▶ **WHAT IS REQUIRED**
Reproduce the material below, substituting "clickable" for every occurrence of "interactable" and leaving everything else unchanged.

▶ **EXTRACTED INFORMATION**
————

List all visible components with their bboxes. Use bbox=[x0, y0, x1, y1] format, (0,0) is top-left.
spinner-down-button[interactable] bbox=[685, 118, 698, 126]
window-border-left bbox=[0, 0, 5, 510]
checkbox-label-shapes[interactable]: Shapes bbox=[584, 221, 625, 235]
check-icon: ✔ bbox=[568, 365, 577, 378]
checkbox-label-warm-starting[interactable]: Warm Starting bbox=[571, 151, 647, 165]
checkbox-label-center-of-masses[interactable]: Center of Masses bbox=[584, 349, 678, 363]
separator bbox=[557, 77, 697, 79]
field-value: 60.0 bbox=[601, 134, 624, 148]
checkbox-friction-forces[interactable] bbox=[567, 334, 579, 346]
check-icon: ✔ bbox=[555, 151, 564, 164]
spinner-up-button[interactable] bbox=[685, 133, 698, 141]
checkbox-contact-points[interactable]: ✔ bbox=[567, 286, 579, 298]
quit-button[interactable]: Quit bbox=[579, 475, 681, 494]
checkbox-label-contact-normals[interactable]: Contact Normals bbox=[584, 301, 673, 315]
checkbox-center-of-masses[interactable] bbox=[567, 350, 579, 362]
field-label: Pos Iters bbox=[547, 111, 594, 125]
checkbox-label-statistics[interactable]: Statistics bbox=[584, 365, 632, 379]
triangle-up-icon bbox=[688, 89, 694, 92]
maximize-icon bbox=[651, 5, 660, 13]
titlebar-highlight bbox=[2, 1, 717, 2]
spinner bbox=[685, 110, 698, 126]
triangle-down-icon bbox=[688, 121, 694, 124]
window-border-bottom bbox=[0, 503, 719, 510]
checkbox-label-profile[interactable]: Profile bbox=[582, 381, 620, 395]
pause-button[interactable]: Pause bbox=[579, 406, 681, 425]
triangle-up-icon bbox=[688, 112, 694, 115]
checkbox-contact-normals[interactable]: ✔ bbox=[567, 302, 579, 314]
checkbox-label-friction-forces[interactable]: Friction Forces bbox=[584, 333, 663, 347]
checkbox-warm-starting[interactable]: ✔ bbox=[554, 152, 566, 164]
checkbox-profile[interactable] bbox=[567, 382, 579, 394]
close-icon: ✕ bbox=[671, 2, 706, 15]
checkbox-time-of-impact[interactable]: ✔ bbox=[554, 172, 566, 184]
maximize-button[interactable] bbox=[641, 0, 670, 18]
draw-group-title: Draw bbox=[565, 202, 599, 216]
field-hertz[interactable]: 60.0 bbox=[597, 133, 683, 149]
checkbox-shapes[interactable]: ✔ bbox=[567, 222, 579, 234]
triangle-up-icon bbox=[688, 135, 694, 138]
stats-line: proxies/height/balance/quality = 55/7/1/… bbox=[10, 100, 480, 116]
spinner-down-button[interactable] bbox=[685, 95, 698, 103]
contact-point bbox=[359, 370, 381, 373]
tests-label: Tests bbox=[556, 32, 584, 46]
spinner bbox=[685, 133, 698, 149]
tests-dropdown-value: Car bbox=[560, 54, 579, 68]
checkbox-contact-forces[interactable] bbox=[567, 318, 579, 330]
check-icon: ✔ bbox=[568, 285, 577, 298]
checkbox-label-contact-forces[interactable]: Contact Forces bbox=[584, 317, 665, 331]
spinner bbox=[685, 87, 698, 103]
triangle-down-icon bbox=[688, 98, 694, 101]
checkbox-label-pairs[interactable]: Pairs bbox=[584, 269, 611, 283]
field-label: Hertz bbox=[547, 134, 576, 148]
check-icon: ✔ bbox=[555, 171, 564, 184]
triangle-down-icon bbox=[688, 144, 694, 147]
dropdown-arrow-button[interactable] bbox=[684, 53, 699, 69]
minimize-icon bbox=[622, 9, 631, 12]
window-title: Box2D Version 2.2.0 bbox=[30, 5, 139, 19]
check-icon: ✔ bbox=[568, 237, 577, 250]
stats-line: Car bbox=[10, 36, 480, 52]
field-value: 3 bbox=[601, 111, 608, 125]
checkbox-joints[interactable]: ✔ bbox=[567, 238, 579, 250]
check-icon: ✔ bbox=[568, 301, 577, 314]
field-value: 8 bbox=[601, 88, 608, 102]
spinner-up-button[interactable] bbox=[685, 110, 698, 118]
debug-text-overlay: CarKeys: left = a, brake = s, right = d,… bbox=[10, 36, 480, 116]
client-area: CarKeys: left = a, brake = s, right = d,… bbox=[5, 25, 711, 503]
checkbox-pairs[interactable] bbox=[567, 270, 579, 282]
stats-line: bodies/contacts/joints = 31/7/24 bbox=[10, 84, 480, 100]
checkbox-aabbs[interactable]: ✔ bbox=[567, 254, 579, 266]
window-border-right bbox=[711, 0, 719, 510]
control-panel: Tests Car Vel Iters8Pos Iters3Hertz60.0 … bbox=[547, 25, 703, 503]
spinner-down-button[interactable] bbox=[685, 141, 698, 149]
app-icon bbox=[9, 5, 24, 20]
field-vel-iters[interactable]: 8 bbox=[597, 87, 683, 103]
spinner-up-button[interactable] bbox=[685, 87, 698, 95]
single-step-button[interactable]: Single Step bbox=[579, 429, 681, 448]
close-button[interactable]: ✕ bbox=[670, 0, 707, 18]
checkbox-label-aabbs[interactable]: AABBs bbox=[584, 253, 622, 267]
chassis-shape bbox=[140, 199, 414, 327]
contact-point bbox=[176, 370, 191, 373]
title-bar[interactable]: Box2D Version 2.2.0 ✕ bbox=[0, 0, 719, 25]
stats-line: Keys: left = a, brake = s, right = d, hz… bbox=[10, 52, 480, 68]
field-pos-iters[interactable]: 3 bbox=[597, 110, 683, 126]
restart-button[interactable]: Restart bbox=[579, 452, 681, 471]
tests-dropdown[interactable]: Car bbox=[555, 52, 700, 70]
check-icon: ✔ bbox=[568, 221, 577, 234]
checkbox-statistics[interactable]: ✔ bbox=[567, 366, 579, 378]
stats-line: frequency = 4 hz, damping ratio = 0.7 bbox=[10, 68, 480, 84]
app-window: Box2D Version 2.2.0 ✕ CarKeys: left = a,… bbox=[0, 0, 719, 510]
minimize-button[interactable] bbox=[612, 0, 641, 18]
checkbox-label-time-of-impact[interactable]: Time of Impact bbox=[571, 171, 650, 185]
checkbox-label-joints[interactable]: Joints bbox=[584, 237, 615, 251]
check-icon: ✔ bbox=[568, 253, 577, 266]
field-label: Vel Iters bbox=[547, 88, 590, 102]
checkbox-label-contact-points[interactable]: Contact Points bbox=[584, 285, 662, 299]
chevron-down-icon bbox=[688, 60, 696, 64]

————

▶ **SOLUTION BELOW**
List all visible components with their bboxes. Use bbox=[x0, y0, x1, y1] format, (0,0) is top-left.
spinner-down-button[clickable] bbox=[685, 118, 698, 126]
window-border-left bbox=[0, 0, 5, 510]
checkbox-label-shapes[clickable]: Shapes bbox=[584, 221, 625, 235]
check-icon: ✔ bbox=[568, 365, 577, 378]
checkbox-label-warm-starting[clickable]: Warm Starting bbox=[571, 151, 647, 165]
checkbox-label-center-of-masses[clickable]: Center of Masses bbox=[584, 349, 678, 363]
separator bbox=[557, 77, 697, 79]
field-value: 60.0 bbox=[601, 134, 624, 148]
checkbox-friction-forces[clickable] bbox=[567, 334, 579, 346]
check-icon: ✔ bbox=[555, 151, 564, 164]
spinner-up-button[clickable] bbox=[685, 133, 698, 141]
checkbox-contact-points[clickable]: ✔ bbox=[567, 286, 579, 298]
quit-button[clickable]: Quit bbox=[579, 475, 681, 494]
checkbox-label-contact-normals[clickable]: Contact Normals bbox=[584, 301, 673, 315]
checkbox-center-of-masses[clickable] bbox=[567, 350, 579, 362]
field-label: Pos Iters bbox=[547, 111, 594, 125]
checkbox-label-statistics[clickable]: Statistics bbox=[584, 365, 632, 379]
triangle-up-icon bbox=[688, 89, 694, 92]
maximize-icon bbox=[651, 5, 660, 13]
titlebar-highlight bbox=[2, 1, 717, 2]
spinner bbox=[685, 110, 698, 126]
triangle-down-icon bbox=[688, 121, 694, 124]
window-border-bottom bbox=[0, 503, 719, 510]
checkbox-label-profile[clickable]: Profile bbox=[582, 381, 620, 395]
pause-button[clickable]: Pause bbox=[579, 406, 681, 425]
triangle-up-icon bbox=[688, 112, 694, 115]
checkbox-contact-normals[clickable]: ✔ bbox=[567, 302, 579, 314]
checkbox-label-friction-forces[clickable]: Friction Forces bbox=[584, 333, 663, 347]
checkbox-warm-starting[clickable]: ✔ bbox=[554, 152, 566, 164]
checkbox-profile[clickable] bbox=[567, 382, 579, 394]
close-icon: ✕ bbox=[671, 2, 706, 15]
checkbox-time-of-impact[clickable]: ✔ bbox=[554, 172, 566, 184]
maximize-button[clickable] bbox=[641, 0, 670, 18]
draw-group-title: Draw bbox=[565, 202, 599, 216]
field-hertz[clickable]: 60.0 bbox=[597, 133, 683, 149]
checkbox-shapes[clickable]: ✔ bbox=[567, 222, 579, 234]
triangle-up-icon bbox=[688, 135, 694, 138]
stats-line: proxies/height/balance/quality = 55/7/1/… bbox=[10, 100, 480, 116]
spinner-down-button[clickable] bbox=[685, 95, 698, 103]
contact-point bbox=[359, 370, 381, 373]
tests-label: Tests bbox=[556, 32, 584, 46]
spinner bbox=[685, 133, 698, 149]
tests-dropdown-value: Car bbox=[560, 54, 579, 68]
checkbox-contact-forces[clickable] bbox=[567, 318, 579, 330]
check-icon: ✔ bbox=[568, 285, 577, 298]
checkbox-label-contact-forces[clickable]: Contact Forces bbox=[584, 317, 665, 331]
spinner bbox=[685, 87, 698, 103]
triangle-down-icon bbox=[688, 98, 694, 101]
checkbox-label-pairs[clickable]: Pairs bbox=[584, 269, 611, 283]
field-label: Hertz bbox=[547, 134, 576, 148]
check-icon: ✔ bbox=[555, 171, 564, 184]
triangle-down-icon bbox=[688, 144, 694, 147]
dropdown-arrow-button[clickable] bbox=[684, 53, 699, 69]
minimize-icon bbox=[622, 9, 631, 12]
window-title: Box2D Version 2.2.0 bbox=[30, 5, 139, 19]
check-icon: ✔ bbox=[568, 237, 577, 250]
stats-line: Car bbox=[10, 36, 480, 52]
field-value: 3 bbox=[601, 111, 608, 125]
checkbox-joints[clickable]: ✔ bbox=[567, 238, 579, 250]
check-icon: ✔ bbox=[568, 301, 577, 314]
field-value: 8 bbox=[601, 88, 608, 102]
spinner-up-button[clickable] bbox=[685, 110, 698, 118]
debug-text-overlay: CarKeys: left = a, brake = s, right = d,… bbox=[10, 36, 480, 116]
client-area: CarKeys: left = a, brake = s, right = d,… bbox=[5, 25, 711, 503]
checkbox-pairs[clickable] bbox=[567, 270, 579, 282]
stats-line: bodies/contacts/joints = 31/7/24 bbox=[10, 84, 480, 100]
checkbox-aabbs[clickable]: ✔ bbox=[567, 254, 579, 266]
window-border-right bbox=[711, 0, 719, 510]
control-panel: Tests Car Vel Iters8Pos Iters3Hertz60.0 … bbox=[547, 25, 703, 503]
spinner-down-button[clickable] bbox=[685, 141, 698, 149]
app-icon bbox=[9, 5, 24, 20]
field-vel-iters[clickable]: 8 bbox=[597, 87, 683, 103]
spinner-up-button[clickable] bbox=[685, 87, 698, 95]
single-step-button[clickable]: Single Step bbox=[579, 429, 681, 448]
close-button[clickable]: ✕ bbox=[670, 0, 707, 18]
checkbox-label-aabbs[clickable]: AABBs bbox=[584, 253, 622, 267]
chassis-shape bbox=[140, 199, 414, 327]
contact-point bbox=[176, 370, 191, 373]
title-bar[clickable]: Box2D Version 2.2.0 ✕ bbox=[0, 0, 719, 25]
stats-line: Keys: left = a, brake = s, right = d, hz… bbox=[10, 52, 480, 68]
field-pos-iters[clickable]: 3 bbox=[597, 110, 683, 126]
restart-button[clickable]: Restart bbox=[579, 452, 681, 471]
tests-dropdown[clickable]: Car bbox=[555, 52, 700, 70]
check-icon: ✔ bbox=[568, 221, 577, 234]
checkbox-statistics[clickable]: ✔ bbox=[567, 366, 579, 378]
stats-line: frequency = 4 hz, damping ratio = 0.7 bbox=[10, 68, 480, 84]
app-window: Box2D Version 2.2.0 ✕ CarKeys: left = a,… bbox=[0, 0, 719, 510]
minimize-button[clickable] bbox=[612, 0, 641, 18]
checkbox-label-time-of-impact[clickable]: Time of Impact bbox=[571, 171, 650, 185]
checkbox-label-joints[clickable]: Joints bbox=[584, 237, 615, 251]
check-icon: ✔ bbox=[568, 253, 577, 266]
field-label: Vel Iters bbox=[547, 88, 590, 102]
checkbox-label-contact-points[clickable]: Contact Points bbox=[584, 285, 662, 299]
chevron-down-icon bbox=[688, 60, 696, 64]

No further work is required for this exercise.